PROBLEM REQUIREMENTS: Where a line of the material contains the string "₄NOH", copy that line.
── MATERIAL
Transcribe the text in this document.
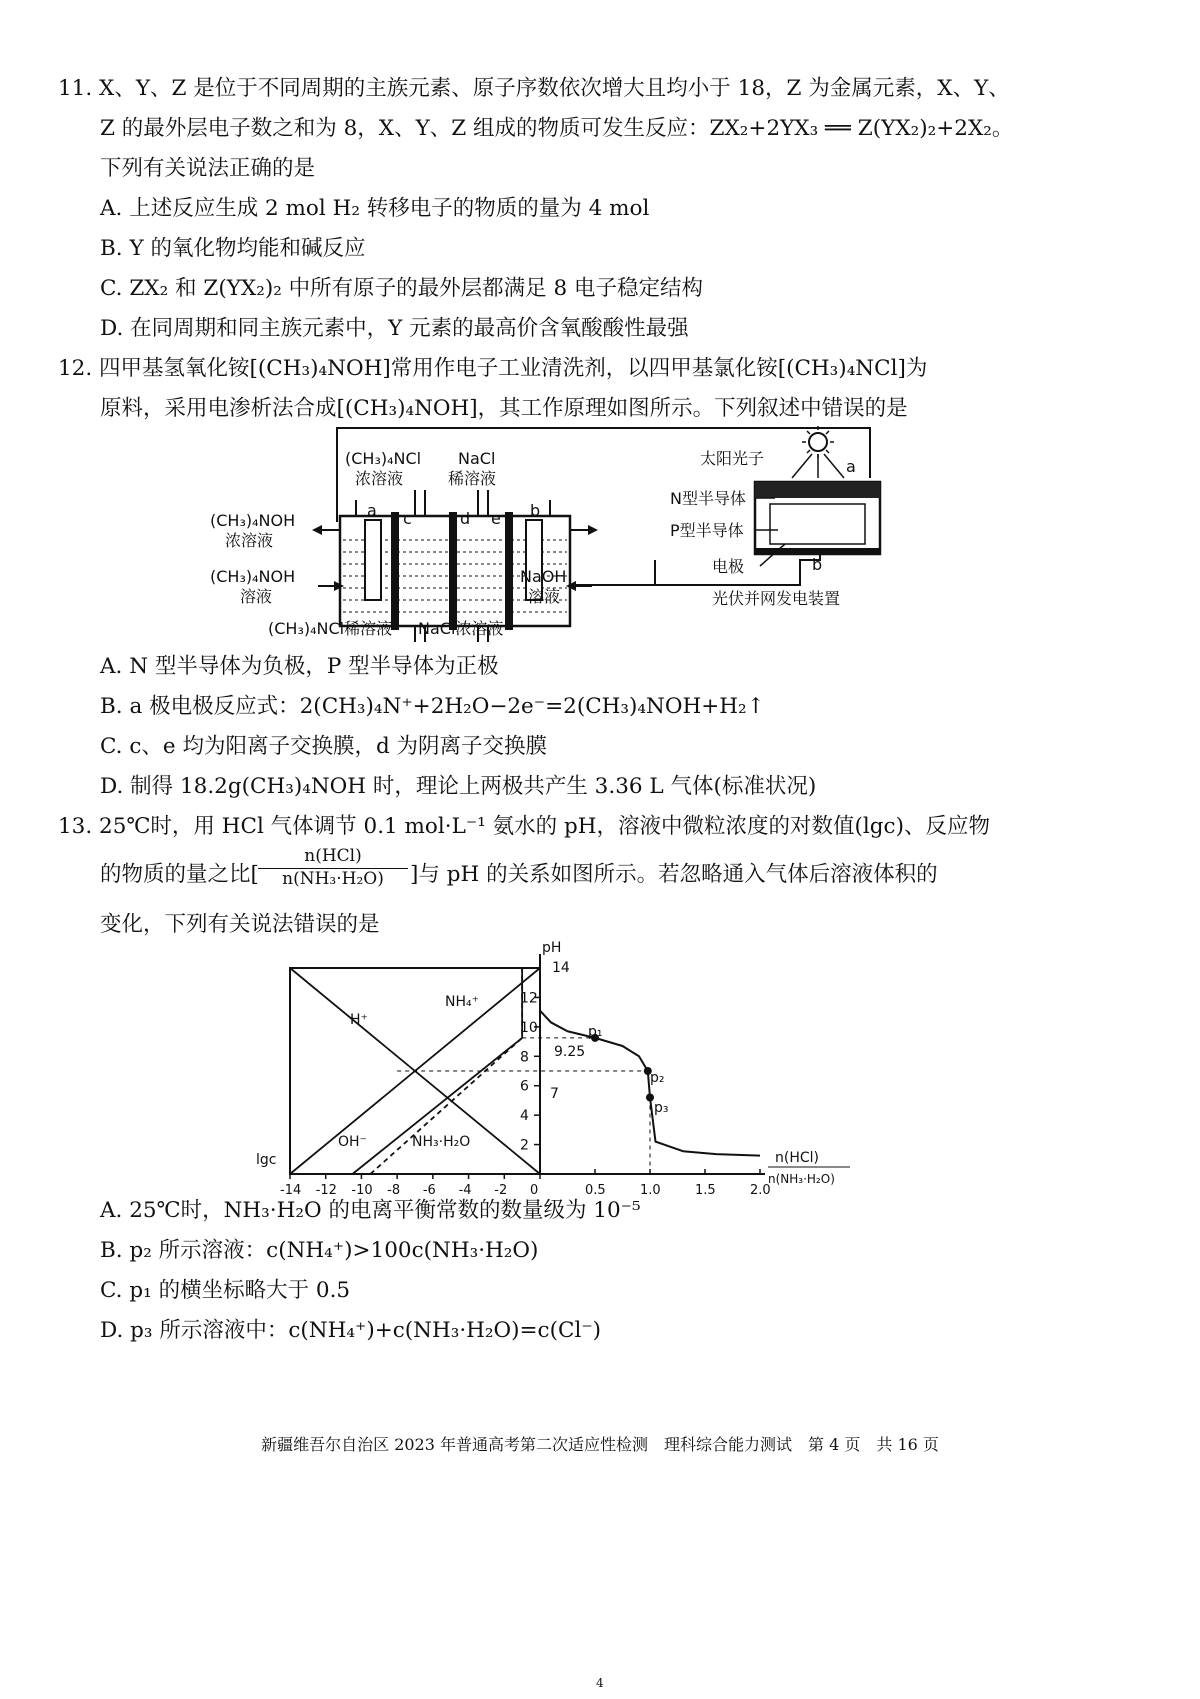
11. X、Y、Z 是位于不同周期的主族元素、原子序数依次增大且均小于 18，Z 为金属元素，X、Y、
Z 的最外层电子数之和为 8，X、Y、Z 组成的物质可发生反应：ZX₂+2YX₃ ══ Z(YX₂)₂+2X₂。
下列有关说法正确的是
A. 上述反应生成 2 mol H₂ 转移电子的物质的量为 4 mol
B. Y 的氧化物均能和碱反应
C. ZX₂ 和 Z(YX₂)₂ 中所有原子的最外层都满足 8 电子稳定结构
D. 在同周期和同主族元素中，Y 元素的最高价含氧酸酸性最强
12. 四甲基氢氧化铵[(CH₃)₄NOH]常用作电子工业清洗剂，以四甲基氯化铵[(CH₃)₄NCl]为
原料，采用电渗析法合成[(CH₃)₄NOH]，其工作原理如图所示。下列叙述中错误的是
(CH₃)₄NCl
浓溶液
NaCl
稀溶液
(CH₃)₄NOH
浓溶液
(CH₃)₄NOH
溶液
NaOH
溶液
(CH₃)₄NCl稀溶液 NaCl浓溶液
a	b
c	d e
太阳光子	a
N型半导体
P型半导体
电极	b
光伏并网发电装置
A. N 型半导体为负极，P 型半导体为正极
B. a 极电极反应式：2(CH₃)₄N⁺+2H₂O−2e⁻=2(CH₃)₄NOH+H₂↑
C. c、e 均为阳离子交换膜，d 为阴离子交换膜
D. 制得 18.2g(CH₃)₄NOH 时，理论上两极共产生 3.36 L 气体(标准状况)
13. 25℃时，用 HCl 气体调节 0.1 mol·L⁻¹ 氨水的 pH，溶液中微粒浓度的对数值(lgc)、反应物
的物质的量之比[
n(HCl)
n(NH₃·H₂O)	]与 pH 的关系如图所示。若忽略通入气体后溶液体积的
变化，下列有关说法错误的是
12
10
8
6
4
2
-14 -12 -10 -8 -6 -4 -2 0	0.5	1.0	1.5	2.0
pH
14
lgc
H⁺
NH₄⁺
OH⁻	NH₃·H₂O
9.25
7
p₁
p₂
p₃
n(HCl)
n(NH₃·H₂O)
A. 25℃时，NH₃·H₂O 的电离平衡常数的数量级为 10⁻⁵
B. p₂ 所示溶液：c(NH₄⁺)>100c(NH₃·H₂O)
C. p₁ 的横坐标略大于 0.5
D. p₃ 所示溶液中：c(NH₄⁺)+c(NH₃·H₂O)=c(Cl⁻)
新疆维吾尔自治区 2023 年普通高考第二次适应性检测　理科综合能力测试　第 4 页　共 16 页
4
────
TASK SOLUTION:
12. 四甲基氢氧化铵[(CH₃)₄NOH]常用作电子工业清洗剂，以四甲基氯化铵[(CH₃)₄NCl]为
原料，采用电渗析法合成[(CH₃)₄NOH]，其工作原理如图所示。下列叙述中错误的是
(CH₃)₄NOH
(CH₃)₄NOH
B. a 极电极反应式：2(CH₃)₄N⁺+2H₂O−2e⁻=2(CH₃)₄NOH+H₂↑
D. 制得 18.2g(CH₃)₄NOH 时，理论上两极共产生 3.36 L 气体(标准状况)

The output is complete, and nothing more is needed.